Data items:
==================================================

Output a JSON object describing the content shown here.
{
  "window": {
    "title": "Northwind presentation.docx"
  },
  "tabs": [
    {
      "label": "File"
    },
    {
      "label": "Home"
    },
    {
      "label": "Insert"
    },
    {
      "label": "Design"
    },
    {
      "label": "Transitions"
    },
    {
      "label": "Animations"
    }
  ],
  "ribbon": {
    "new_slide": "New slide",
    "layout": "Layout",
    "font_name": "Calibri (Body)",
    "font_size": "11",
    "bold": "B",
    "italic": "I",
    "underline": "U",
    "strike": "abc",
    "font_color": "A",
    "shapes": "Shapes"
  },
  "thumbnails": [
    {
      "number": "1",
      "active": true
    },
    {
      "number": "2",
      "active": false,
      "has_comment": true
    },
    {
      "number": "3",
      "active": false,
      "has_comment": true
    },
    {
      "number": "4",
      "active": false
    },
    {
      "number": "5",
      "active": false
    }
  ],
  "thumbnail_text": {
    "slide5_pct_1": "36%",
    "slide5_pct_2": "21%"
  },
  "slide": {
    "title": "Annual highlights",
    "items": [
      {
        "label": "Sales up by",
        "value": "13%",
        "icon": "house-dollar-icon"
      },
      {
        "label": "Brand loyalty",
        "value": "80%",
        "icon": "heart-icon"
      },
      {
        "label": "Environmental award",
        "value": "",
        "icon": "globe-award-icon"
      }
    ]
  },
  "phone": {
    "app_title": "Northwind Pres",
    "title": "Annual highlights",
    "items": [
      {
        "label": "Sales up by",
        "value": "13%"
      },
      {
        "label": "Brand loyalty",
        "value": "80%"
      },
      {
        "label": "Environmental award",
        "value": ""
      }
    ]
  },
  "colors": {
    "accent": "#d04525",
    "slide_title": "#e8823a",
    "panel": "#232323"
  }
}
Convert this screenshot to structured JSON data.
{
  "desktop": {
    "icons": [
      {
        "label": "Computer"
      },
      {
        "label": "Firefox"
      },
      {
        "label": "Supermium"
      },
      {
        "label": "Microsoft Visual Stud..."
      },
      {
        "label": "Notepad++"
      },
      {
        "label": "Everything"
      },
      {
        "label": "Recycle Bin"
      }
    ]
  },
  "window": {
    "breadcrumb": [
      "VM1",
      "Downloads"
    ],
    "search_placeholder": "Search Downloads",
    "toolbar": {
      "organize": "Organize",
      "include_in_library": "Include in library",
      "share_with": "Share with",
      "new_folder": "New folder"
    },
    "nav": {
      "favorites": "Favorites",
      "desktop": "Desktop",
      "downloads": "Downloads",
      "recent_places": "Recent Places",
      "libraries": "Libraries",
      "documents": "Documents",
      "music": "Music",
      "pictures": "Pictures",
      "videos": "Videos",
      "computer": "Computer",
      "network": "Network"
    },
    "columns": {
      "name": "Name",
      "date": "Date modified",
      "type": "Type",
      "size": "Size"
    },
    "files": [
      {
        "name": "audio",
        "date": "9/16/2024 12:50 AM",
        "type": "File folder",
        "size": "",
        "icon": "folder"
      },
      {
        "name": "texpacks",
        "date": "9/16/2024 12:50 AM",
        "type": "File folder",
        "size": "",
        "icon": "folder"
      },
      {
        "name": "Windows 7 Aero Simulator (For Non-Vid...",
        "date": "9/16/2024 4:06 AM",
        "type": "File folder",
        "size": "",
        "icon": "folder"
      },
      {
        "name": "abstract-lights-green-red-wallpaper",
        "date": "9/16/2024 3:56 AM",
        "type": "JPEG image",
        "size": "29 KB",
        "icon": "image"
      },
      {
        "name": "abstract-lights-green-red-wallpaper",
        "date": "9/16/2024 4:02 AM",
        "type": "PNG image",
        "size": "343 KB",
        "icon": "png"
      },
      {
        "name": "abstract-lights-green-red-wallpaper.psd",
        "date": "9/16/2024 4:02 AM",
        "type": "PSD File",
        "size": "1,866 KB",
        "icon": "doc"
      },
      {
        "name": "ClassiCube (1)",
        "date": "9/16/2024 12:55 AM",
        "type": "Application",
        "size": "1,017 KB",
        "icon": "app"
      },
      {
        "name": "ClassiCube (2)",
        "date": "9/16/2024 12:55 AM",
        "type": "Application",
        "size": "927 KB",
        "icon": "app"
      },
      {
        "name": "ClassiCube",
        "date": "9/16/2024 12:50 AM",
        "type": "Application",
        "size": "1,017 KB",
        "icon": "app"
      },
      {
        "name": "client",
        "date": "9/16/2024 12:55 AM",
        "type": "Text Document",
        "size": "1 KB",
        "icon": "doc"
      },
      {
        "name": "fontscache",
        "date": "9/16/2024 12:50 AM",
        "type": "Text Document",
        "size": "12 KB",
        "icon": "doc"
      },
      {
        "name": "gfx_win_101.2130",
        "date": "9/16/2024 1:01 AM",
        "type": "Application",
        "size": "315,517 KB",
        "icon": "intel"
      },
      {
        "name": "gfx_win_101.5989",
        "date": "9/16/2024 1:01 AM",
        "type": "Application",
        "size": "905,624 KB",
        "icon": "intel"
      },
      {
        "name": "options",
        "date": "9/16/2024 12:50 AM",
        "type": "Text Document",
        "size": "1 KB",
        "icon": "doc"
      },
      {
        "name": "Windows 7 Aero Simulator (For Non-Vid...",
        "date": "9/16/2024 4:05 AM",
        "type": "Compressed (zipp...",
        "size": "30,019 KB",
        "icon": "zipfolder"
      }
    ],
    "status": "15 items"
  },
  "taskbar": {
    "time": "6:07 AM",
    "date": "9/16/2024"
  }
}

==================================================

Exercise: Extract each entry in full, exactly as given.

Reply:
Output a JSON object describing the content shown here.
{
  "window": {
    "title": "Northwind presentation.docx"
  },
  "tabs": [
    {
      "label": "File"
    },
    {
      "label": "Home"
    },
    {
      "label": "Insert"
    },
    {
      "label": "Design"
    },
    {
      "label": "Transitions"
    },
    {
      "label": "Animations"
    }
  ],
  "ribbon": {
    "new_slide": "New slide",
    "layout": "Layout",
    "font_name": "Calibri (Body)",
    "font_size": "11",
    "bold": "B",
    "italic": "I",
    "underline": "U",
    "strike": "abc",
    "font_color": "A",
    "shapes": "Shapes"
  },
  "thumbnails": [
    {
      "number": "1",
      "active": true
    },
    {
      "number": "2",
      "active": false,
      "has_comment": true
    },
    {
      "number": "3",
      "active": false,
      "has_comment": true
    },
    {
      "number": "4",
      "active": false
    },
    {
      "number": "5",
      "active": false
    }
  ],
  "thumbnail_text": {
    "slide5_pct_1": "36%",
    "slide5_pct_2": "21%"
  },
  "slide": {
    "title": "Annual highlights",
    "items": [
      {
        "label": "Sales up by",
        "value": "13%",
        "icon": "house-dollar-icon"
      },
      {
        "label": "Brand loyalty",
        "value": "80%",
        "icon": "heart-icon"
      },
      {
        "label": "Environmental award",
        "value": "",
        "icon": "globe-award-icon"
      }
    ]
  },
  "phone": {
    "app_title": "Northwind Pres",
    "title": "Annual highlights",
    "items": [
      {
        "label": "Sales up by",
        "value": "13%"
      },
      {
        "label": "Brand loyalty",
        "value": "80%"
      },
      {
        "label": "Environmental award",
        "value": ""
      }
    ]
  },
  "colors": {
    "accent": "#d04525",
    "slide_title": "#e8823a",
    "panel": "#232323"
  }
}
Convert this screenshot to structured JSON data.
{
  "desktop": {
    "icons": [
      {
        "label": "Computer"
      },
      {
        "label": "Firefox"
      },
      {
        "label": "Supermium"
      },
      {
        "label": "Microsoft Visual Stud..."
      },
      {
        "label": "Notepad++"
      },
      {
        "label": "Everything"
      },
      {
        "label": "Recycle Bin"
      }
    ]
  },
  "window": {
    "breadcrumb": [
      "VM1",
      "Downloads"
    ],
    "search_placeholder": "Search Downloads",
    "toolbar": {
      "organize": "Organize",
      "include_in_library": "Include in library",
      "share_with": "Share with",
      "new_folder": "New folder"
    },
    "nav": {
      "favorites": "Favorites",
      "desktop": "Desktop",
      "downloads": "Downloads",
      "recent_places": "Recent Places",
      "libraries": "Libraries",
      "documents": "Documents",
      "music": "Music",
      "pictures": "Pictures",
      "videos": "Videos",
      "computer": "Computer",
      "network": "Network"
    },
    "columns": {
      "name": "Name",
      "date": "Date modified",
      "type": "Type",
      "size": "Size"
    },
    "files": [
      {
        "name": "audio",
        "date": "9/16/2024 12:50 AM",
        "type": "File folder",
        "size": "",
        "icon": "folder"
      },
      {
        "name": "texpacks",
        "date": "9/16/2024 12:50 AM",
        "type": "File folder",
        "size": "",
        "icon": "folder"
      },
      {
        "name": "Windows 7 Aero Simulator (For Non-Vid...",
        "date": "9/16/2024 4:06 AM",
        "type": "File folder",
        "size": "",
        "icon": "folder"
      },
      {
        "name": "abstract-lights-green-red-wallpaper",
        "date": "9/16/2024 3:56 AM",
        "type": "JPEG image",
        "size": "29 KB",
        "icon": "image"
      },
      {
        "name": "abstract-lights-green-red-wallpaper",
        "date": "9/16/2024 4:02 AM",
        "type": "PNG image",
        "size": "343 KB",
        "icon": "png"
      },
      {
        "name": "abstract-lights-green-red-wallpaper.psd",
        "date": "9/16/2024 4:02 AM",
        "type": "PSD File",
        "size": "1,866 KB",
        "icon": "doc"
      },
      {
        "name": "ClassiCube (1)",
        "date": "9/16/2024 12:55 AM",
        "type": "Application",
        "size": "1,017 KB",
        "icon": "app"
      },
      {
        "name": "ClassiCube (2)",
        "date": "9/16/2024 12:55 AM",
        "type": "Application",
        "size": "927 KB",
        "icon": "app"
      },
      {
        "name": "ClassiCube",
        "date": "9/16/2024 12:50 AM",
        "type": "Application",
        "size": "1,017 KB",
        "icon": "app"
      },
      {
        "name": "client",
        "date": "9/16/2024 12:55 AM",
        "type": "Text Document",
        "size": "1 KB",
        "icon": "doc"
      },
      {
        "name": "fontscache",
        "date": "9/16/2024 12:50 AM",
        "type": "Text Document",
        "size": "12 KB",
        "icon": "doc"
      },
      {
        "name": "gfx_win_101.2130",
        "date": "9/16/2024 1:01 AM",
        "type": "Application",
        "size": "315,517 KB",
        "icon": "intel"
      },
      {
        "name": "gfx_win_101.5989",
        "date": "9/16/2024 1:01 AM",
        "type": "Application",
        "size": "905,624 KB",
        "icon": "intel"
      },
      {
        "name": "options",
        "date": "9/16/2024 12:50 AM",
        "type": "Text Document",
        "size": "1 KB",
        "icon": "doc"
      },
      {
        "name": "Windows 7 Aero Simulator (For Non-Vid...",
        "date": "9/16/2024 4:05 AM",
        "type": "Compressed (zipp...",
        "size": "30,019 KB",
        "icon": "zipfolder"
      }
    ],
    "status": "15 items"
  },
  "taskbar": {
    "time": "6:07 AM",
    "date": "9/16/2024"
  }
}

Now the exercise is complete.